▸ The task
Can you transcribe the data exactly? Leave the pictures out.

┌──

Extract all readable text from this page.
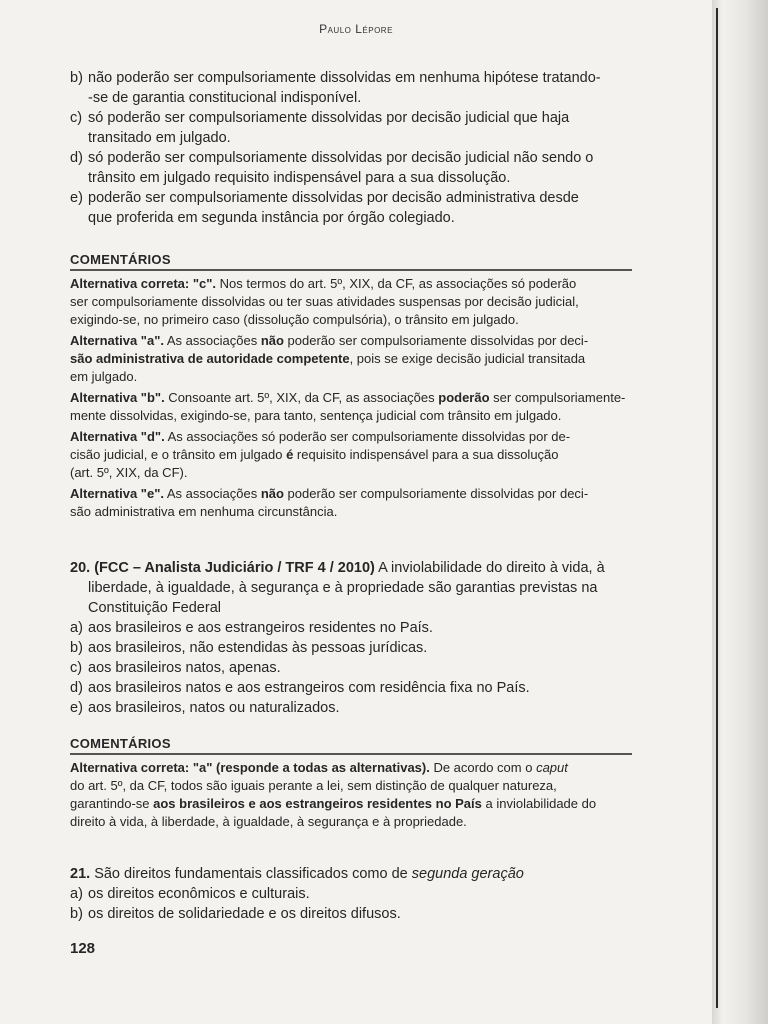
Paulo Lépore
b) não poderão ser compulsoriamente dissolvidas em nenhuma hipótese tratando-
-se de garantia constitucional indisponível.
c) só poderão ser compulsoriamente dissolvidas por decisão judicial que haja
transitado em julgado.
d) só poderão ser compulsoriamente dissolvidas por decisão judicial não sendo o
trânsito em julgado requisito indispensável para a sua dissolução.
e) poderão ser compulsoriamente dissolvidas por decisão administrativa desde
que proferida em segunda instância por órgão colegiado.
COMENTÁRIOS
Alternativa correta: "c". Nos termos do art. 5º, XIX, da CF, as associações só poderão
ser compulsoriamente dissolvidas ou ter suas atividades suspensas por decisão judicial,
exigindo-se, no primeiro caso (dissolução compulsória), o trânsito em julgado.
Alternativa "a". As associações não poderão ser compulsoriamente dissolvidas por deci-
são administrativa de autoridade competente, pois se exige decisão judicial transitada
em julgado.
Alternativa "b". Consoante art. 5º, XIX, da CF, as associações poderão ser compulsoriamente-
mente dissolvidas, exigindo-se, para tanto, sentença judicial com trânsito em julgado.
Alternativa "d". As associações só poderão ser compulsoriamente dissolvidas por de-
cisão judicial, e o trânsito em julgado é requisito indispensável para a sua dissolução
(art. 5º, XIX, da CF).
Alternativa "e". As associações não poderão ser compulsoriamente dissolvidas por deci-
são administrativa em nenhuma circunstância.
20. (FCC – Analista Judiciário / TRF 4 / 2010) A inviolabilidade do direito à vida, à
liberdade, à igualdade, à segurança e à propriedade são garantias previstas na
Constituição Federal
a) aos brasileiros e aos estrangeiros residentes no País.
b) aos brasileiros, não estendidas às pessoas jurídicas.
c) aos brasileiros natos, apenas.
d) aos brasileiros natos e aos estrangeiros com residência fixa no País.
e) aos brasileiros, natos ou naturalizados.
COMENTÁRIOS
Alternativa correta: "a" (responde a todas as alternativas). De acordo com o caput
do art. 5º, da CF, todos são iguais perante a lei, sem distinção de qualquer natureza,
garantindo-se aos brasileiros e aos estrangeiros residentes no País a inviolabilidade do
direito à vida, à liberdade, à igualdade, à segurança e à propriedade.
21. São direitos fundamentais classificados como de segunda geração
a) os direitos econômicos e culturais.
b) os direitos de solidariedade e os direitos difusos.
128
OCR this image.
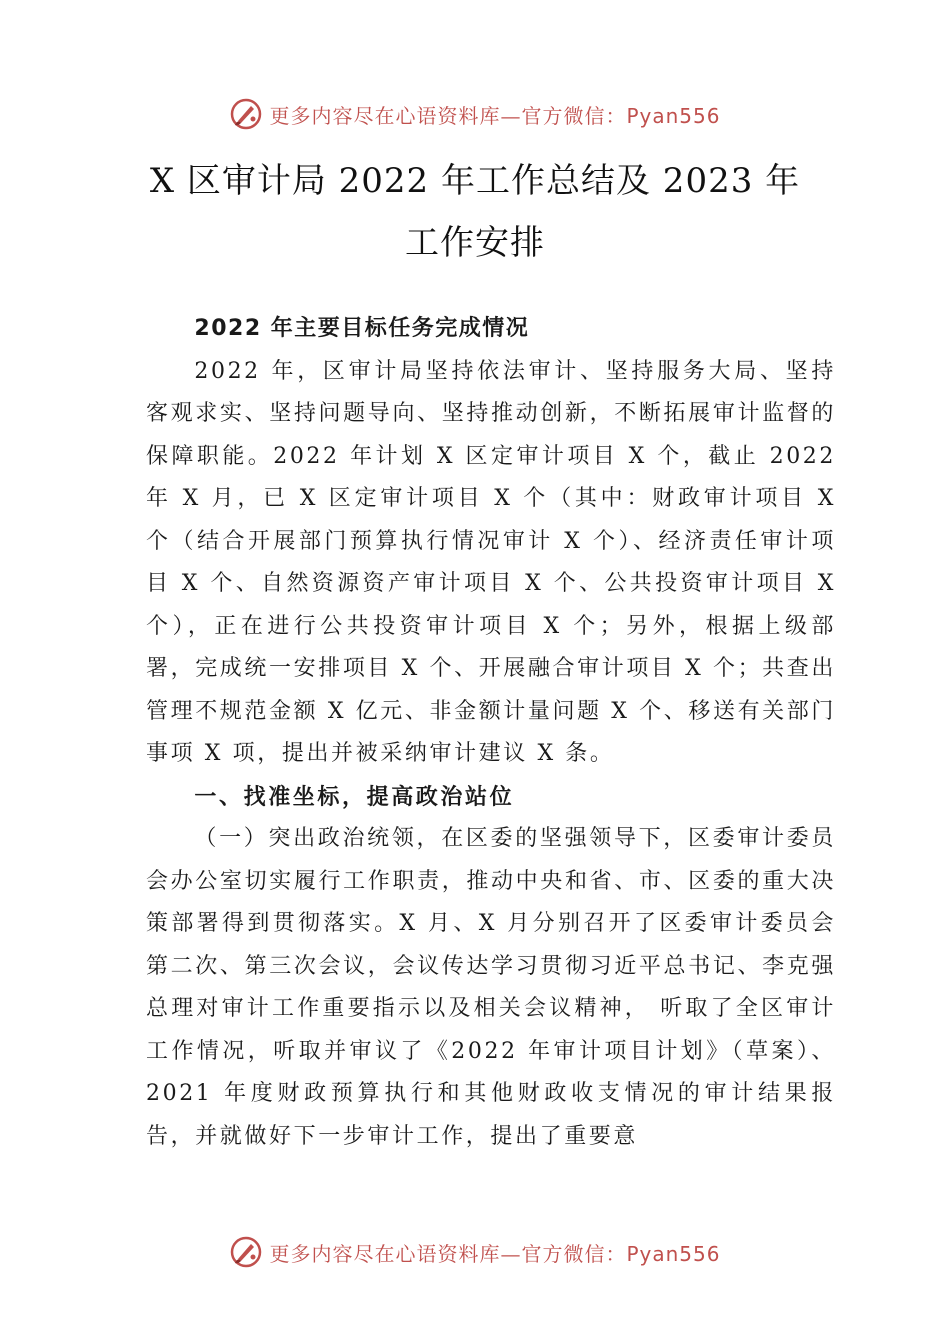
更多内容尽在心语资料库—官方微信：Pyan556
X 区审计局 2022 年工作总结及 2023 年工作安排

2022 年主要目标任务完成情况

2022 年，区审计局坚持依法审计、坚持服务大局、坚持客观求实、坚持问题导向、坚持推动创新，不断拓展审计监督的保障职能。2022 年计划 X 区定审计项目 X 个，截止 2022 年 X 月，已 X 区定审计项目 X 个（其中：财政审计项目 X 个（结合开展部门预算执行情况审计 X 个）、经济责任审计项目 X 个、自然资源资产审计项目 X 个、公共投资审计项目 X 个），正在进行公共投资审计项目 X 个；另外，根据上级部署，完成统一安排项目 X 个、开展融合审计项目 X 个；共查出管理不规范金额 X 亿元、非金额计量问题 X 个、移送有关部门事项 X 项，提出并被采纳审计建议 X 条。

一、找准坐标，提高政治站位

（一）突出政治统领，在区委的坚强领导下，区委审计委员会办公室切实履行工作职责，推动中央和省、市、区委的重大决策部署得到贯彻落实。X 月、X 月分别召开了区委审计委员会第二次、第三次会议，会议传达学习贯彻习近平总书记、李克强总理对审计工作重要指示以及相关会议精神， 听取了全区审计工作情况，听取并审议了《2022 年审计项目计划》（草案）、2021 年度财政预算执行和其他财政收支情况的审计结果报告，并就做好下一步审计工作，提出了重要意

更多内容尽在心语资料库—官方微信：Pyan556
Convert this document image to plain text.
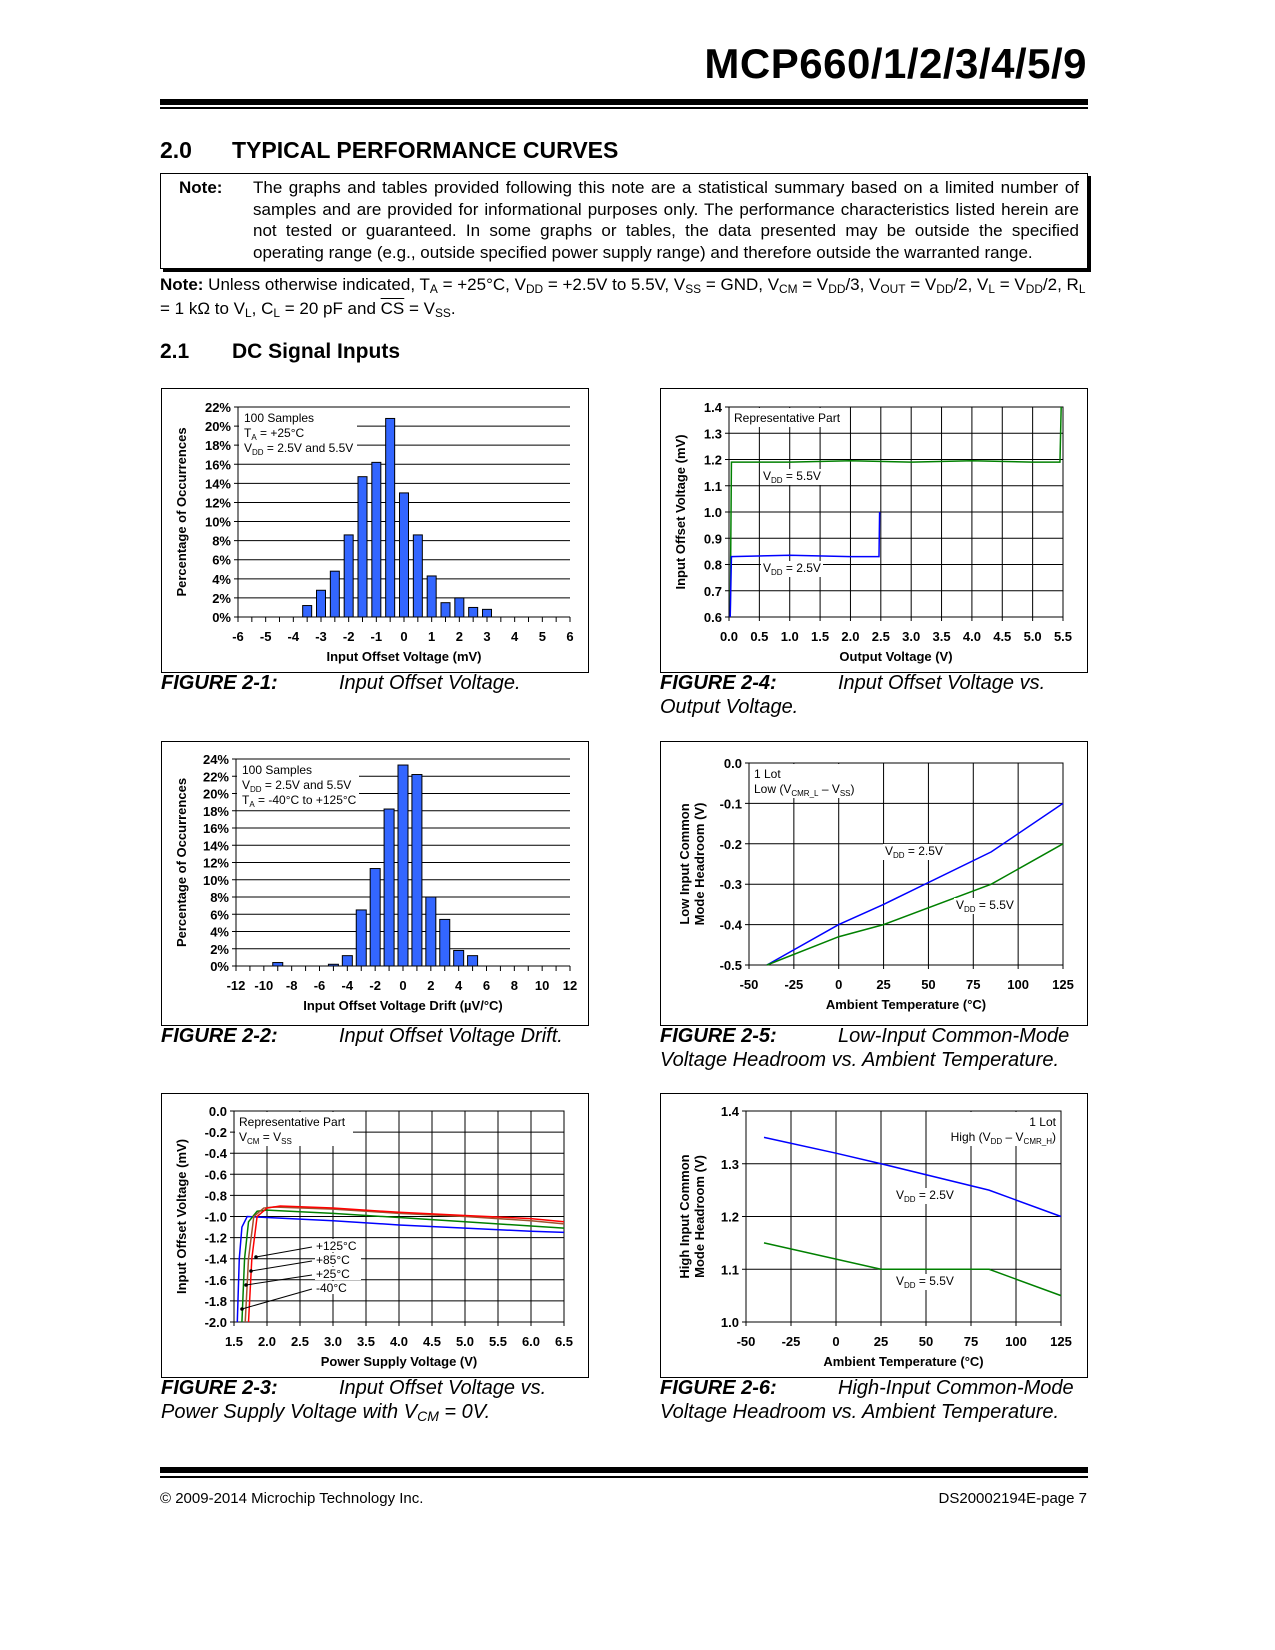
MCP660/1/2/3/4/5/9
2.0 TYPICAL PERFORMANCE CURVES
Note: The graphs and tables provided following this note are a statistical summary based on a limited number of samples and are provided for informational purposes only. The performance characteristics listed herein are not tested or guaranteed. In some graphs or tables, the data presented may be outside the specified operating range (e.g., outside specified power supply range) and therefore outside the warranted range.
Note: Unless otherwise indicated, $T_A = +25^\circ C$, $V_{DD} = +2.5V$ to 5.5V, $V_{SS}$ = GND, $V_{CM} = V_{DD}/3$, $V_{OUT} = V_{DD}/2$, $V_L = V_{DD}/2$, $R_L = 1$ kΩ to $V_L$, $C_L = 20$ pF and $\overline{CS} = V_{SS}$.
2.1 DC Signal Inputs
0%
2%
4%
6%
8%
10%
12%
14%
16%
18%
20%
22%
-6 -5 -4 -3 -2 -1 0 1 2 3 4 5 6
Input Offset Voltage (mV)
Percentage of Occurrences
100 Samples
$T_A = +25^\circ C$
$V_{DD} = 2.5V$ and 5.5V
0%
2%
4%
6%
8%
10%
12%
14%
16%
18%
20%
22%
24%
-12 -10 -8 -6 -4 -2 0 2 4 6 8 10 12
Input Offset Voltage Drift (µV/°C)
Percentage of Occurrences
100 Samples
$V_{DD} = 2.5V$ and 5.5V
$T_A = -40^\circ C$ to +125°C
-2.0
-1.8
-1.6
-1.4
-1.2
-1.0
-0.8
-0.6
-0.4
-0.2
0.0
1.5 2.0 2.5 3.0 3.5 4.0 4.5 5.0 5.5 6.0 6.5
Power Supply Voltage (V)
Input Offset Voltage (mV)
Representative Part
$V_{CM} = V_{SS}$
+125°C
+85°C
+25°C
-40°C
0.6
0.7
0.8
0.9
1.0
1.1
1.2
1.3
1.4
0.0 0.5 1.0 1.5 2.0 2.5 3.0 3.5 4.0 4.5 5.0 5.5
Output Voltage (V)
Input Offset Voltage (mV)
Representative Part
$V_{DD} = 5.5V$
$V_{DD} = 2.5V$
-0.5
-0.4
-0.3
-0.2
-0.1
0.0
-50 -25 0	25 50 75 100 125
Ambient Temperature (°C)
Low Input Common Mode Headroom (V)
1 Lot
Low $(V_{CMR\_L} - V_{SS})$
$V_{DD} = 2.5V$
$V_{DD} = 5.5V$
1.0
1.1
1.2
1.3
1.4
-50 -25 0	25 50 75 100 125
Ambient Temperature (°C)
High Input Common Mode Headroom (V)
1 Lot
High $(V_{DD} - V_{CMR\_H})$
$V_{DD} = 2.5V$
$V_{DD} = 5.5V$
FIGURE 2-1:	Input Offset Voltage.
FIGURE 2-2:	Input Offset Voltage Drift.
FIGURE 2-3:	Input Offset Voltage vs. Power Supply Voltage with $V_{CM} = 0V$.
FIGURE 2-4:	Input Offset Voltage vs. Output Voltage.
FIGURE 2-5:	Low-Input Common-Mode Voltage Headroom vs. Ambient Temperature.
FIGURE 2-6:	High-Input Common-Mode Voltage Headroom vs. Ambient Temperature.
© 2009-2014 Microchip Technology Inc.	DS20002194E-page 7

└──

▸ Written answer
Extract all readable text from this page.
Paulo Lépore
b) não poderão ser compulsoriamente dissolvidas em nenhuma hipótese tratando-
-se de garantia constitucional indisponível.
c) só poderão ser compulsoriamente dissolvidas por decisão judicial que haja
transitado em julgado.
d) só poderão ser compulsoriamente dissolvidas por decisão judicial não sendo o
trânsito em julgado requisito indispensável para a sua dissolução.
e) poderão ser compulsoriamente dissolvidas por decisão administrativa desde
que proferida em segunda instância por órgão colegiado.
COMENTÁRIOS
Alternativa correta: "c". Nos termos do art. 5º, XIX, da CF, as associações só poderão
ser compulsoriamente dissolvidas ou ter suas atividades suspensas por decisão judicial,
exigindo-se, no primeiro caso (dissolução compulsória), o trânsito em julgado.
Alternativa "a". As associações não poderão ser compulsoriamente dissolvidas por deci-
são administrativa de autoridade competente, pois se exige decisão judicial transitada
em julgado.
Alternativa "b". Consoante art. 5º, XIX, da CF, as associações poderão ser compulsoriamente-
mente dissolvidas, exigindo-se, para tanto, sentença judicial com trânsito em julgado.
Alternativa "d". As associações só poderão ser compulsoriamente dissolvidas por de-
cisão judicial, e o trânsito em julgado é requisito indispensável para a sua dissolução
(art. 5º, XIX, da CF).
Alternativa "e". As associações não poderão ser compulsoriamente dissolvidas por deci-
são administrativa em nenhuma circunstância.
20. (FCC – Analista Judiciário / TRF 4 / 2010) A inviolabilidade do direito à vida, à
liberdade, à igualdade, à segurança e à propriedade são garantias previstas na
Constituição Federal
a) aos brasileiros e aos estrangeiros residentes no País.
b) aos brasileiros, não estendidas às pessoas jurídicas.
c) aos brasileiros natos, apenas.
d) aos brasileiros natos e aos estrangeiros com residência fixa no País.
e) aos brasileiros, natos ou naturalizados.
COMENTÁRIOS
Alternativa correta: "a" (responde a todas as alternativas). De acordo com o caput
do art. 5º, da CF, todos são iguais perante a lei, sem distinção de qualquer natureza,
garantindo-se aos brasileiros e aos estrangeiros residentes no País a inviolabilidade do
direito à vida, à liberdade, à igualdade, à segurança e à propriedade.
21. São direitos fundamentais classificados como de segunda geração
a) os direitos econômicos e culturais.
b) os direitos de solidariedade e os direitos difusos.
128
OCR this image.
更多内容尽在心语资料库—官方微信：Pyan556
X 区审计局 2022 年工作总结及 2023 年工作安排

2022 年主要目标任务完成情况

2022 年，区审计局坚持依法审计、坚持服务大局、坚持客观求实、坚持问题导向、坚持推动创新，不断拓展审计监督的保障职能。2022 年计划 X 区定审计项目 X 个，截止 2022 年 X 月，已 X 区定审计项目 X 个（其中：财政审计项目 X 个（结合开展部门预算执行情况审计 X 个）、经济责任审计项目 X 个、自然资源资产审计项目 X 个、公共投资审计项目 X 个），正在进行公共投资审计项目 X 个；另外，根据上级部署，完成统一安排项目 X 个、开展融合审计项目 X 个；共查出管理不规范金额 X 亿元、非金额计量问题 X 个、移送有关部门事项 X 项，提出并被采纳审计建议 X 条。

一、找准坐标，提高政治站位

（一）突出政治统领，在区委的坚强领导下，区委审计委员会办公室切实履行工作职责，推动中央和省、市、区委的重大决策部署得到贯彻落实。X 月、X 月分别召开了区委审计委员会第二次、第三次会议，会议传达学习贯彻习近平总书记、李克强总理对审计工作重要指示以及相关会议精神， 听取了全区审计工作情况，听取并审议了《2022 年审计项目计划》（草案）、2021 年度财政预算执行和其他财政收支情况的审计结果报告，并就做好下一步审计工作，提出了重要意

更多内容尽在心语资料库—官方微信：Pyan556
Convert this document image to plain text.
MCP660/1/2/3/4/5/9
2.0 TYPICAL PERFORMANCE CURVES
Note: The graphs and tables provided following this note are a statistical summary based on a limited number of samples and are provided for informational purposes only. The performance characteristics listed herein are not tested or guaranteed. In some graphs or tables, the data presented may be outside the specified operating range (e.g., outside specified power supply range) and therefore outside the warranted range.
Note: Unless otherwise indicated, $T_A = +25^\circ C$, $V_{DD} = +2.5V$ to 5.5V, $V_{SS}$ = GND, $V_{CM} = V_{DD}/3$, $V_{OUT} = V_{DD}/2$, $V_L = V_{DD}/2$, $R_L = 1$ kΩ to $V_L$, $C_L = 20$ pF and $\overline{CS} = V_{SS}$.
2.1 DC Signal Inputs
0%
2%
4%
6%
8%
10%
12%
14%
16%
18%
20%
22%
-6 -5 -4 -3 -2 -1 0 1 2 3 4 5 6
Input Offset Voltage (mV)
Percentage of Occurrences
100 Samples
$T_A = +25^\circ C$
$V_{DD} = 2.5V$ and 5.5V
0%
2%
4%
6%
8%
10%
12%
14%
16%
18%
20%
22%
24%
-12 -10 -8 -6 -4 -2 0 2 4 6 8 10 12
Input Offset Voltage Drift (µV/°C)
Percentage of Occurrences
100 Samples
$V_{DD} = 2.5V$ and 5.5V
$T_A = -40^\circ C$ to +125°C
-2.0
-1.8
-1.6
-1.4
-1.2
-1.0
-0.8
-0.6
-0.4
-0.2
0.0
1.5 2.0 2.5 3.0 3.5 4.0 4.5 5.0 5.5 6.0 6.5
Power Supply Voltage (V)
Input Offset Voltage (mV)
Representative Part
$V_{CM} = V_{SS}$
+125°C
+85°C
+25°C
-40°C
0.6
0.7
0.8
0.9
1.0
1.1
1.2
1.3
1.4
0.0 0.5 1.0 1.5 2.0 2.5 3.0 3.5 4.0 4.5 5.0 5.5
Output Voltage (V)
Input Offset Voltage (mV)
Representative Part
$V_{DD} = 5.5V$
$V_{DD} = 2.5V$
-0.5
-0.4
-0.3
-0.2
-0.1
0.0
-50 -25 0	25 50 75 100 125
Ambient Temperature (°C)
Low Input Common Mode Headroom (V)
1 Lot
Low $(V_{CMR\_L} - V_{SS})$
$V_{DD} = 2.5V$
$V_{DD} = 5.5V$
1.0
1.1
1.2
1.3
1.4
-50 -25 0	25 50 75 100 125
Ambient Temperature (°C)
High Input Common Mode Headroom (V)
1 Lot
High $(V_{DD} - V_{CMR\_H})$
$V_{DD} = 2.5V$
$V_{DD} = 5.5V$
FIGURE 2-1:	Input Offset Voltage.
FIGURE 2-2:	Input Offset Voltage Drift.
FIGURE 2-3:	Input Offset Voltage vs. Power Supply Voltage with $V_{CM} = 0V$.
FIGURE 2-4:	Input Offset Voltage vs. Output Voltage.
FIGURE 2-5:	Low-Input Common-Mode Voltage Headroom vs. Ambient Temperature.
FIGURE 2-6:	High-Input Common-Mode Voltage Headroom vs. Ambient Temperature.
© 2009-2014 Microchip Technology Inc.	DS20002194E-page 7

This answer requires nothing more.